- [Recorded data]
*****

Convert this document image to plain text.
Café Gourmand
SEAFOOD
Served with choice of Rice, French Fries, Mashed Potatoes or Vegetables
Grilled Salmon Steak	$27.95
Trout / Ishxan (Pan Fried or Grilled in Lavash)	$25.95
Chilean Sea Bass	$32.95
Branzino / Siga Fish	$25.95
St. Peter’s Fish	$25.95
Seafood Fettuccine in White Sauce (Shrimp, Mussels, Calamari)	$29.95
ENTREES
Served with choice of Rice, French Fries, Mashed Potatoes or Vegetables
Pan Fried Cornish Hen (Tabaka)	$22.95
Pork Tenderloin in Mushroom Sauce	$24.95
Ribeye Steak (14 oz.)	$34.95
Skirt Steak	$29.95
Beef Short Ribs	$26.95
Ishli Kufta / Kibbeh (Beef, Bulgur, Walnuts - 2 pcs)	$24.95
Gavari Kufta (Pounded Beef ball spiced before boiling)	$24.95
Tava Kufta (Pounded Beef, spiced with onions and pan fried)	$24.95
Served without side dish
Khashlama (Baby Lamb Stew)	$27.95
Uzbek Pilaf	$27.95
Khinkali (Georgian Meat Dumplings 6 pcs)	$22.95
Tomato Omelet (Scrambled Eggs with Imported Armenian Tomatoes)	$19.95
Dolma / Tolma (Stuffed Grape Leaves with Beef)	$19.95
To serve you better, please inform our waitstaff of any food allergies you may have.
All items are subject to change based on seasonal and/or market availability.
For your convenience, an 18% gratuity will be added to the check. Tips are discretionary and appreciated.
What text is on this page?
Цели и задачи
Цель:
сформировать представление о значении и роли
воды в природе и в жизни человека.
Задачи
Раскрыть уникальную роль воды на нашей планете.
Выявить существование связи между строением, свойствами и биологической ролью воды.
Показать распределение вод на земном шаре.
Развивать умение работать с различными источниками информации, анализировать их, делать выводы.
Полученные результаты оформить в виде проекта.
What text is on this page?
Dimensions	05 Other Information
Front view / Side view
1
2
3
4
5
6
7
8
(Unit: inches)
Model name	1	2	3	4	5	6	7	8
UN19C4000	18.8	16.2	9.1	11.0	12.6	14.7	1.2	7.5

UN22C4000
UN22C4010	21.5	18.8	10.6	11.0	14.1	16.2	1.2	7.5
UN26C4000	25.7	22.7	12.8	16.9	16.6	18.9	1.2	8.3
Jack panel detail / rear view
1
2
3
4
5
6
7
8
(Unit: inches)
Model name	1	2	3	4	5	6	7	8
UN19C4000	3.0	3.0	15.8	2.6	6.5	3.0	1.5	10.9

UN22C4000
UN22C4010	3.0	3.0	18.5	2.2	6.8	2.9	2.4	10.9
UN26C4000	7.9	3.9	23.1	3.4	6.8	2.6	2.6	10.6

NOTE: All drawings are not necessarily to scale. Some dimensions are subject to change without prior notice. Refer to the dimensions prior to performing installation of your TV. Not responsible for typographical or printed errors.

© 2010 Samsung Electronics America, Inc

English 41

*****

- [Task]
Without leaving anything out, give the entries again exactly.

- [The completed task]
Convert this document image to plain text.
Café Gourmand
SEAFOOD
Served with choice of Rice, French Fries, Mashed Potatoes or Vegetables
Grilled Salmon Steak	$27.95
Trout / Ishxan (Pan Fried or Grilled in Lavash)	$25.95
Chilean Sea Bass	$32.95
Branzino / Siga Fish	$25.95
St. Peter’s Fish	$25.95
Seafood Fettuccine in White Sauce (Shrimp, Mussels, Calamari)	$29.95
ENTREES
Served with choice of Rice, French Fries, Mashed Potatoes or Vegetables
Pan Fried Cornish Hen (Tabaka)	$22.95
Pork Tenderloin in Mushroom Sauce	$24.95
Ribeye Steak (14 oz.)	$34.95
Skirt Steak	$29.95
Beef Short Ribs	$26.95
Ishli Kufta / Kibbeh (Beef, Bulgur, Walnuts - 2 pcs)	$24.95
Gavari Kufta (Pounded Beef ball spiced before boiling)	$24.95
Tava Kufta (Pounded Beef, spiced with onions and pan fried)	$24.95
Served without side dish
Khashlama (Baby Lamb Stew)	$27.95
Uzbek Pilaf	$27.95
Khinkali (Georgian Meat Dumplings 6 pcs)	$22.95
Tomato Omelet (Scrambled Eggs with Imported Armenian Tomatoes)	$19.95
Dolma / Tolma (Stuffed Grape Leaves with Beef)	$19.95
To serve you better, please inform our waitstaff of any food allergies you may have.
All items are subject to change based on seasonal and/or market availability.
For your convenience, an 18% gratuity will be added to the check. Tips are discretionary and appreciated.
What text is on this page?
Цели и задачи
Цель:
сформировать представление о значении и роли
воды в природе и в жизни человека.
Задачи
Раскрыть уникальную роль воды на нашей планете.
Выявить существование связи между строением, свойствами и биологической ролью воды.
Показать распределение вод на земном шаре.
Развивать умение работать с различными источниками информации, анализировать их, делать выводы.
Полученные результаты оформить в виде проекта.
What text is on this page?
Dimensions	05 Other Information
Front view / Side view
1
2
3
4
5
6
7
8
(Unit: inches)
Model name	1	2	3	4	5	6	7	8
UN19C4000	18.8	16.2	9.1	11.0	12.6	14.7	1.2	7.5

UN22C4000
UN22C4010	21.5	18.8	10.6	11.0	14.1	16.2	1.2	7.5
UN26C4000	25.7	22.7	12.8	16.9	16.6	18.9	1.2	8.3
Jack panel detail / rear view
1
2
3
4
5
6
7
8
(Unit: inches)
Model name	1	2	3	4	5	6	7	8
UN19C4000	3.0	3.0	15.8	2.6	6.5	3.0	1.5	10.9

UN22C4000
UN22C4010	3.0	3.0	18.5	2.2	6.8	2.9	2.4	10.9
UN26C4000	7.9	3.9	23.1	3.4	6.8	2.6	2.6	10.6

NOTE: All drawings are not necessarily to scale. Some dimensions are subject to change without prior notice. Refer to the dimensions prior to performing installation of your TV. Not responsible for typographical or printed errors.

© 2010 Samsung Electronics America, Inc

English 41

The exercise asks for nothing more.